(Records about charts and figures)
+ + + + + + +

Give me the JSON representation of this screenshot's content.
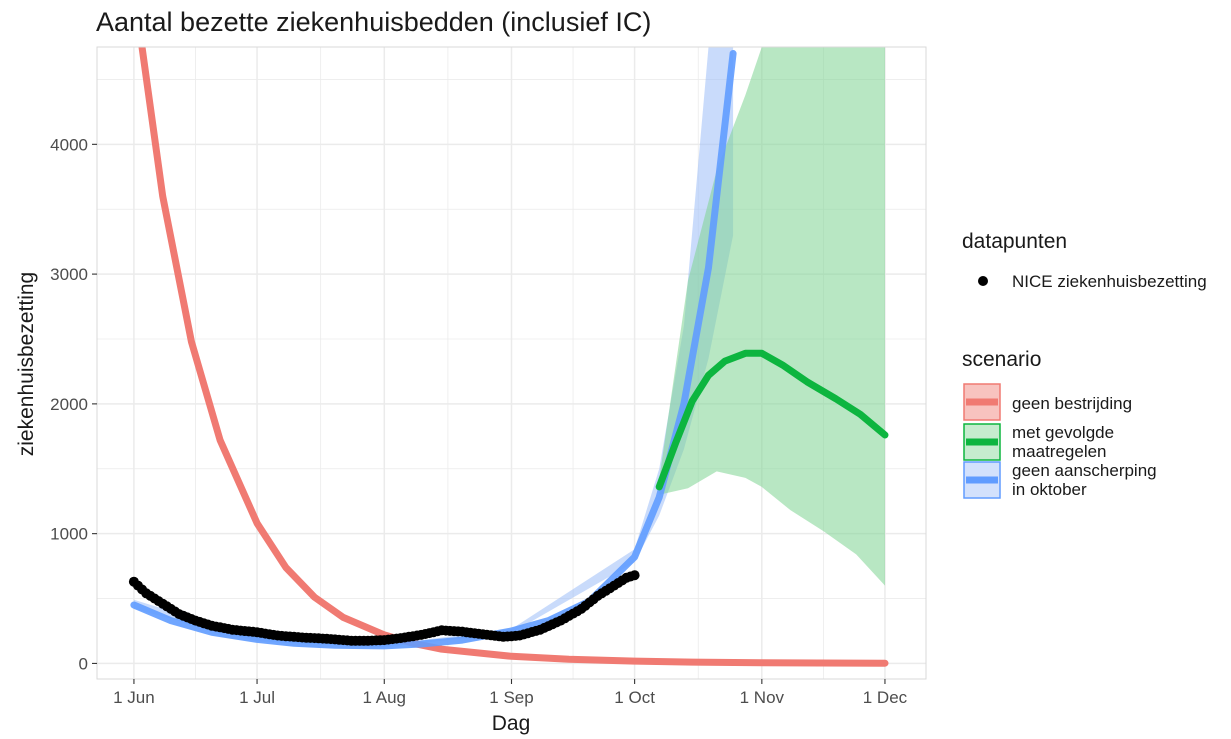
{
  "chart_data": {
    "type": "line",
    "title": "Aantal bezette ziekenhuisbedden (inclusief IC)",
    "xlabel": "Dag",
    "ylabel": "ziekenhuisbezetting",
    "x_ticks": [
      "1 Jun",
      "1 Jul",
      "1 Aug",
      "1 Sep",
      "1 Oct",
      "1 Nov",
      "1 Dec"
    ],
    "x_tick_dates": [
      "2020-06-01",
      "2020-07-01",
      "2020-08-01",
      "2020-09-01",
      "2020-10-01",
      "2020-11-01",
      "2020-12-01"
    ],
    "y_ticks": [
      "0",
      "1000",
      "2000",
      "3000",
      "4000"
    ],
    "xlim": [
      "2020-05-23",
      "2020-12-11"
    ],
    "ylim": [
      -120,
      4750
    ],
    "grid": true,
    "legend_position": "right",
    "legend": {
      "datapunten_title": "datapunten",
      "datapunten_label": "NICE ziekenhuisbezetting",
      "scenario_title": "scenario",
      "scenario_labels": [
        [
          "geen bestrijding"
        ],
        [
          "met gevolgde",
          " maatregelen"
        ],
        [
          "geen aanscherping",
          " in oktober"
        ]
      ]
    },
    "colors": {
      "geen_bestrijding": "#F07A72",
      "met_gevolgde_maatregelen": "#0DB53F",
      "met_gevolgde_band": "#7ED492",
      "geen_aanscherping": "#619CFF",
      "geen_aanscherping_band": "#9DBDF8",
      "datapunten": "#000000",
      "grid": "#EBEBEB",
      "panel_border": "#D9D9D9"
    },
    "series": [
      {
        "name": "geen bestrijding",
        "x": [
          "2020-06-01",
          "2020-06-08",
          "2020-06-15",
          "2020-06-22",
          "2020-07-01",
          "2020-07-08",
          "2020-07-15",
          "2020-07-22",
          "2020-08-01",
          "2020-08-08",
          "2020-08-15",
          "2020-09-01",
          "2020-09-15",
          "2020-10-01",
          "2020-10-15",
          "2020-11-01",
          "2020-11-15",
          "2020-12-01"
        ],
        "values": [
          5200,
          3600,
          2480,
          1720,
          1080,
          740,
          510,
          355,
          220,
          155,
          110,
          55,
          32,
          18,
          10,
          5,
          3,
          2
        ]
      },
      {
        "name": "geen aanscherping in oktober",
        "x": [
          "2020-06-01",
          "2020-06-10",
          "2020-06-20",
          "2020-07-01",
          "2020-07-10",
          "2020-07-20",
          "2020-08-01",
          "2020-08-10",
          "2020-08-20",
          "2020-09-01",
          "2020-09-10",
          "2020-09-20",
          "2020-10-01",
          "2020-10-07",
          "2020-10-13",
          "2020-10-19",
          "2020-10-25"
        ],
        "values": [
          450,
          330,
          240,
          185,
          155,
          140,
          135,
          150,
          180,
          250,
          330,
          480,
          820,
          1280,
          2000,
          3050,
          4700
        ],
        "band_x": [
          "2020-06-01",
          "2020-07-01",
          "2020-08-01",
          "2020-09-01",
          "2020-10-01",
          "2020-10-07",
          "2020-10-13",
          "2020-10-19",
          "2020-10-25"
        ],
        "band_lower": [
          420,
          170,
          125,
          235,
          780,
          1140,
          1650,
          2350,
          3300
        ],
        "band_upper": [
          490,
          200,
          145,
          265,
          880,
          1500,
          2600,
          4750,
          4750
        ]
      },
      {
        "name": "met gevolgde maatregelen",
        "x": [
          "2020-10-07",
          "2020-10-11",
          "2020-10-15",
          "2020-10-19",
          "2020-10-23",
          "2020-10-28",
          "2020-11-01",
          "2020-11-06",
          "2020-11-12",
          "2020-11-19",
          "2020-11-25",
          "2020-12-01"
        ],
        "values": [
          1360,
          1700,
          2020,
          2220,
          2330,
          2390,
          2390,
          2300,
          2170,
          2040,
          1920,
          1760
        ],
        "band_x": [
          "2020-10-07",
          "2020-10-14",
          "2020-10-21",
          "2020-10-28",
          "2020-11-01",
          "2020-11-08",
          "2020-11-16",
          "2020-11-24",
          "2020-12-01"
        ],
        "band_lower": [
          1300,
          1350,
          1480,
          1430,
          1360,
          1180,
          1020,
          840,
          600
        ],
        "band_upper": [
          1420,
          2950,
          3800,
          4380,
          4750,
          4750,
          4750,
          4750,
          4750
        ]
      },
      {
        "name": "NICE ziekenhuisbezetting",
        "x": [
          "2020-06-01",
          "2020-06-04",
          "2020-06-08",
          "2020-06-12",
          "2020-06-16",
          "2020-06-20",
          "2020-06-25",
          "2020-07-01",
          "2020-07-06",
          "2020-07-12",
          "2020-07-18",
          "2020-07-24",
          "2020-07-28",
          "2020-08-01",
          "2020-08-05",
          "2020-08-10",
          "2020-08-15",
          "2020-08-20",
          "2020-08-25",
          "2020-08-30",
          "2020-09-03",
          "2020-09-08",
          "2020-09-13",
          "2020-09-18",
          "2020-09-22",
          "2020-09-26",
          "2020-09-29",
          "2020-10-01"
        ],
        "values": [
          630,
          540,
          460,
          380,
          330,
          290,
          260,
          240,
          215,
          200,
          190,
          175,
          175,
          180,
          195,
          220,
          255,
          245,
          225,
          205,
          215,
          260,
          330,
          420,
          520,
          600,
          660,
          680
        ]
      }
    ]
  }
}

+ + + + + + +

Count every line in the listing above that holds "name", then report only the count.

4